**To be done**
Whenever a line contains the string "each", copy it out of the entries.

**Exercise material**
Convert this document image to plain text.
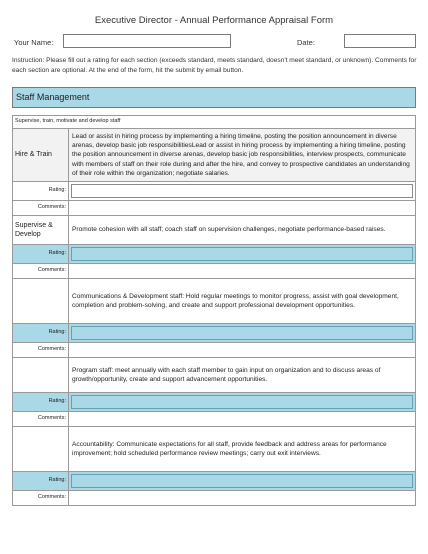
Executive Director - Annual Performance Appraisal Form
Your Name:	Date:
Instruction: Please fill out a rating for each section (exceeds standard, meets standard, doesn't meet standard, or unknown). Comments for each section are optional. At the end of the form, hit the submit by email button.
Staff Management
Supervise, train, motivate and develop staff	
Hire & Train	Lead or assist in hiring process by implementing a hiring timeline, posting the position announcement in diverse arenas, develop basic job responsibilitiesLead or assist in hiring process by implementing a hiring timeline, posting the position announcement in diverse arenas, develop basic job responsibilities, interview prospects, communicate with members of staff on their role during and after the hire, and convey to prospective candidates an understanding of their role within the organization; negotiate salaries.
Rating:	

Comments:	
Supervise & Develop	Promote cohesion with all staff; coach staff on supervision challenges, negotiate performance-based raises.
Rating:	

Comments:	
	Communications & Development staff: Hold regular meetings to monitor progress, assist with goal development, completion and problem-solving, and create and support professional development opportunities.
Rating:	

Comments:	
	Program staff: meet annually with each staff member to gain input on organization and to discuss areas of growth/opportunity, create and support advancement opportunities.
Rating:	

Comments:	
	Accountability: Communicate expectations for all staff, provide feedback and address areas for performance improvement; hold scheduled performance review meetings; carry out exit interviews.
Rating:	

Comments:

**Finished task**
Instruction: Please fill out a rating for each section (exceeds standard, meets standard, doesn't meet standard, or unknown). Comments for each section are optional. At the end of the form, hit the submit by email button.
	Program staff: meet annually with each staff member to gain input on organization and to discuss areas of growth/opportunity, create and support advancement opportunities.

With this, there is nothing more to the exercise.